--- START Record extracts ---
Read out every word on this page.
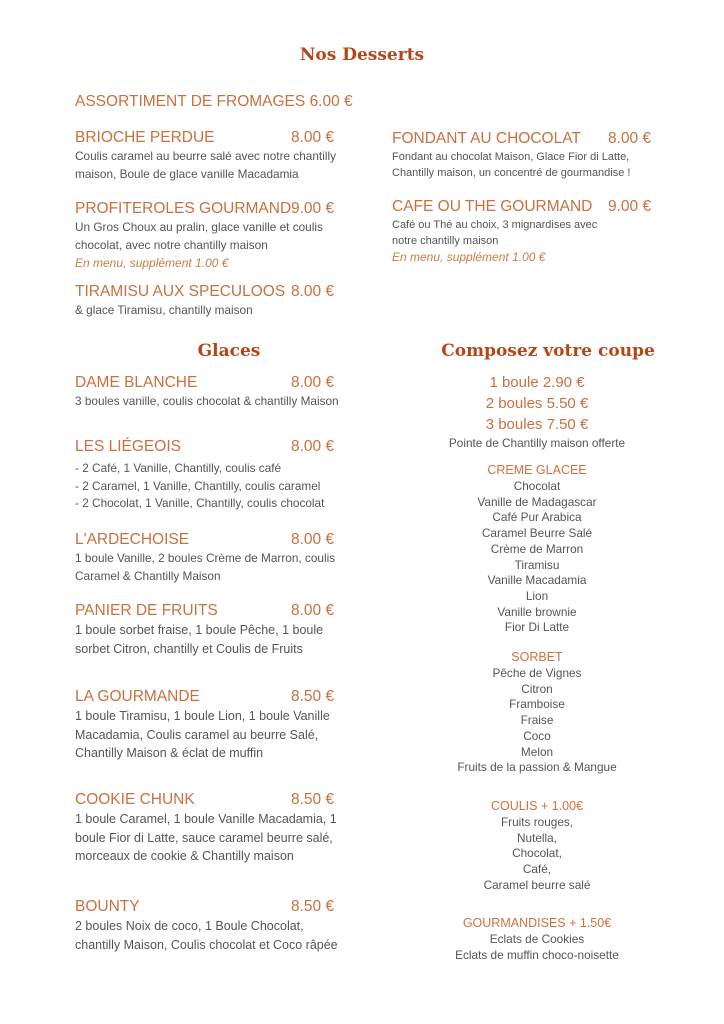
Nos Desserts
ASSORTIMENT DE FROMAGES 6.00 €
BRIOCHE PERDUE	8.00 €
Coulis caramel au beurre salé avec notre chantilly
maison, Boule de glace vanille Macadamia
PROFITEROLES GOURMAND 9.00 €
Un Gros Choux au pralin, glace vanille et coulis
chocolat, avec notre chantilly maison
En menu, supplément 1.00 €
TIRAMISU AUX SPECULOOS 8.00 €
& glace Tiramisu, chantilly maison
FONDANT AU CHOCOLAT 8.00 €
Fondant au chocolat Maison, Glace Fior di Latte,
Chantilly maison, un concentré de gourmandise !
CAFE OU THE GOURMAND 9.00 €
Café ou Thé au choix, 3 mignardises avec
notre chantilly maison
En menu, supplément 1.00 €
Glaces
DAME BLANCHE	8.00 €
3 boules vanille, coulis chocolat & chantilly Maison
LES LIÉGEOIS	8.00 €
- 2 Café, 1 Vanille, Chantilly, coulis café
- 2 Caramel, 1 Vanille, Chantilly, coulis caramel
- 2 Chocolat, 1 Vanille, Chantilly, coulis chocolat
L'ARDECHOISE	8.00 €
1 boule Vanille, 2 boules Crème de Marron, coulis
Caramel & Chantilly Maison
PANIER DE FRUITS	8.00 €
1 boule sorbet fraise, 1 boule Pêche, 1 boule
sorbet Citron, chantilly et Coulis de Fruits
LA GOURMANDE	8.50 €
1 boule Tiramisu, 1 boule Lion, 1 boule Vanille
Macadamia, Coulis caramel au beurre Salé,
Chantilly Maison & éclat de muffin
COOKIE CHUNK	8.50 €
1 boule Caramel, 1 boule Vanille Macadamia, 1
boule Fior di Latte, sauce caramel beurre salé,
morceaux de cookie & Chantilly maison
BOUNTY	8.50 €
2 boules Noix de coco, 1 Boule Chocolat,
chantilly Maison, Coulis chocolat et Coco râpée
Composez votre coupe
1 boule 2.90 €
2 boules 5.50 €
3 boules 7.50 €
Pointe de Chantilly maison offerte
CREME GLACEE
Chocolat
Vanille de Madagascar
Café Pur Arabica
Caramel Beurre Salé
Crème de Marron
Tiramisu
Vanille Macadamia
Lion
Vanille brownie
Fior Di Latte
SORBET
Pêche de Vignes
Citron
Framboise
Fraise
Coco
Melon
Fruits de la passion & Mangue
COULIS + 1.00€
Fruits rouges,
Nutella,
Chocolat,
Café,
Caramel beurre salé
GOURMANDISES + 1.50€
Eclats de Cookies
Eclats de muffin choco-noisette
--- END Record extracts ---
Reproduce the material in its entirety and word for word, without the pictures.

◆ Result of this exercise ◆
Read out every word on this page.
Nos Desserts
ASSORTIMENT DE FROMAGES 6.00 €
BRIOCHE PERDUE	8.00 €
Coulis caramel au beurre salé avec notre chantilly
maison, Boule de glace vanille Macadamia
PROFITEROLES GOURMAND 9.00 €
Un Gros Choux au pralin, glace vanille et coulis
chocolat, avec notre chantilly maison
En menu, supplément 1.00 €
TIRAMISU AUX SPECULOOS 8.00 €
& glace Tiramisu, chantilly maison
FONDANT AU CHOCOLAT 8.00 €
Fondant au chocolat Maison, Glace Fior di Latte,
Chantilly maison, un concentré de gourmandise !
CAFE OU THE GOURMAND 9.00 €
Café ou Thé au choix, 3 mignardises avec
notre chantilly maison
En menu, supplément 1.00 €
Glaces
DAME BLANCHE	8.00 €
3 boules vanille, coulis chocolat & chantilly Maison
LES LIÉGEOIS	8.00 €
- 2 Café, 1 Vanille, Chantilly, coulis café
- 2 Caramel, 1 Vanille, Chantilly, coulis caramel
- 2 Chocolat, 1 Vanille, Chantilly, coulis chocolat
L'ARDECHOISE	8.00 €
1 boule Vanille, 2 boules Crème de Marron, coulis
Caramel & Chantilly Maison
PANIER DE FRUITS	8.00 €
1 boule sorbet fraise, 1 boule Pêche, 1 boule
sorbet Citron, chantilly et Coulis de Fruits
LA GOURMANDE	8.50 €
1 boule Tiramisu, 1 boule Lion, 1 boule Vanille
Macadamia, Coulis caramel au beurre Salé,
Chantilly Maison & éclat de muffin
COOKIE CHUNK	8.50 €
1 boule Caramel, 1 boule Vanille Macadamia, 1
boule Fior di Latte, sauce caramel beurre salé,
morceaux de cookie & Chantilly maison
BOUNTY	8.50 €
2 boules Noix de coco, 1 Boule Chocolat,
chantilly Maison, Coulis chocolat et Coco râpée
Composez votre coupe
1 boule 2.90 €
2 boules 5.50 €
3 boules 7.50 €
Pointe de Chantilly maison offerte
CREME GLACEE
Chocolat
Vanille de Madagascar
Café Pur Arabica
Caramel Beurre Salé
Crème de Marron
Tiramisu
Vanille Macadamia
Lion
Vanille brownie
Fior Di Latte
SORBET
Pêche de Vignes
Citron
Framboise
Fraise
Coco
Melon
Fruits de la passion & Mangue
COULIS + 1.00€
Fruits rouges,
Nutella,
Chocolat,
Café,
Caramel beurre salé
GOURMANDISES + 1.50€
Eclats de Cookies
Eclats de muffin choco-noisette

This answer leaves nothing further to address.